(Exercise goal) Write out the material exactly. Do not include the pictures.

(Data for this task)
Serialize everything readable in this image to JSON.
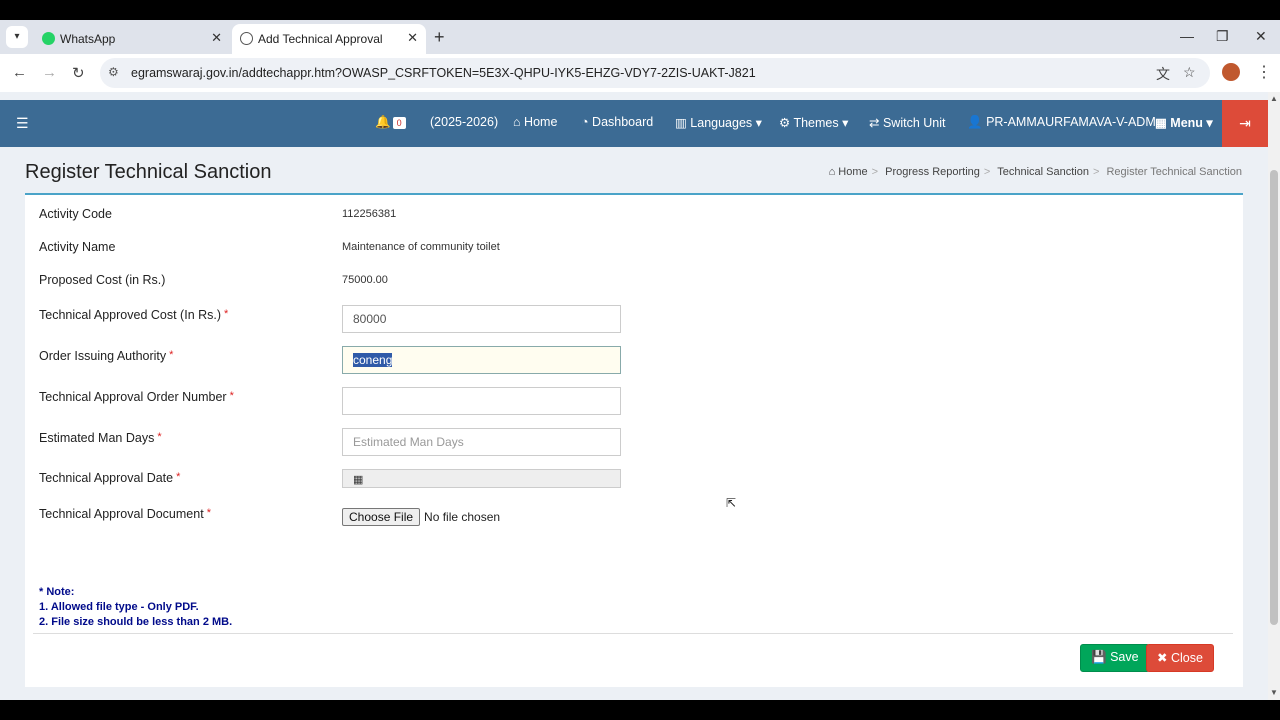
{
  "browser": {
    "tabs": [
      {
        "label": "WhatsApp",
        "icon": "whatsapp-icon"
      },
      {
        "label": "Add Technical Approval",
        "icon": "globe-icon"
      }
    ],
    "url": "egramswaraj.gov.in/addtechappr.htm?OWASP_CSRFTOKEN=5E3X-QHPU-IYK5-EHZG-VDY7-2ZIS-UAKT-J821"
  },
  "navbar": {
    "notification_count": "0",
    "year": "(2025-2026)",
    "home": "Home",
    "dashboard": "Dashboard",
    "languages": "Languages",
    "themes": "Themes",
    "switch_unit": "Switch Unit",
    "user": "PR-AMMAURFAMAVA-V-ADM",
    "menu": "Menu"
  },
  "page": {
    "title": "Register Technical Sanction",
    "breadcrumb": [
      "Home",
      "Progress Reporting",
      "Technical Sanction",
      "Register Technical Sanction"
    ]
  },
  "form": {
    "activity_code_label": "Activity Code",
    "activity_code": "112256381",
    "activity_name_label": "Activity Name",
    "activity_name": "Maintenance of community toilet",
    "proposed_cost_label": "Proposed Cost (in Rs.)",
    "proposed_cost": "75000.00",
    "tech_cost_label": "Technical Approved Cost (In Rs.)",
    "tech_cost_value": "80000",
    "authority_label": "Order Issuing Authority",
    "authority_value": "coneng",
    "order_number_label": "Technical Approval Order Number",
    "order_number_value": "",
    "man_days_label": "Estimated Man Days",
    "man_days_placeholder": "Estimated Man Days",
    "date_label": "Technical Approval Date",
    "document_label": "Technical Approval Document",
    "choose_file": "Choose File",
    "no_file": "No file chosen",
    "required_mark": "*"
  },
  "note": {
    "title": "* Note:",
    "line1": "1. Allowed file type - Only PDF.",
    "line2": "2. File size should be less than 2 MB."
  },
  "buttons": {
    "save": "Save",
    "close": "Close"
  },
  "colors": {
    "navbar": "#3c6b94",
    "save": "#00a65a",
    "close": "#dd4b39",
    "note": "#000a8a"
  }
}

(Output of the exercise)
Serialize everything readable in this image to JSON.
{
  "browser": {
    "tabs": [
      {
        "label": "WhatsApp",
        "icon": "whatsapp-icon"
      },
      {
        "label": "Add Technical Approval",
        "icon": "globe-icon"
      }
    ],
    "url": "egramswaraj.gov.in/addtechappr.htm?OWASP_CSRFTOKEN=5E3X-QHPU-IYK5-EHZG-VDY7-2ZIS-UAKT-J821"
  },
  "navbar": {
    "notification_count": "0",
    "year": "(2025-2026)",
    "home": "Home",
    "dashboard": "Dashboard",
    "languages": "Languages",
    "themes": "Themes",
    "switch_unit": "Switch Unit",
    "user": "PR-AMMAURFAMAVA-V-ADM",
    "menu": "Menu"
  },
  "page": {
    "title": "Register Technical Sanction",
    "breadcrumb": [
      "Home",
      "Progress Reporting",
      "Technical Sanction",
      "Register Technical Sanction"
    ]
  },
  "form": {
    "activity_code_label": "Activity Code",
    "activity_code": "112256381",
    "activity_name_label": "Activity Name",
    "activity_name": "Maintenance of community toilet",
    "proposed_cost_label": "Proposed Cost (in Rs.)",
    "proposed_cost": "75000.00",
    "tech_cost_label": "Technical Approved Cost (In Rs.)",
    "tech_cost_value": "80000",
    "authority_label": "Order Issuing Authority",
    "authority_value": "coneng",
    "order_number_label": "Technical Approval Order Number",
    "order_number_value": "",
    "man_days_label": "Estimated Man Days",
    "man_days_placeholder": "Estimated Man Days",
    "date_label": "Technical Approval Date",
    "document_label": "Technical Approval Document",
    "choose_file": "Choose File",
    "no_file": "No file chosen",
    "required_mark": "*"
  },
  "note": {
    "title": "* Note:",
    "line1": "1. Allowed file type - Only PDF.",
    "line2": "2. File size should be less than 2 MB."
  },
  "buttons": {
    "save": "Save",
    "close": "Close"
  },
  "colors": {
    "navbar": "#3c6b94",
    "save": "#00a65a",
    "close": "#dd4b39",
    "note": "#000a8a"
  }
}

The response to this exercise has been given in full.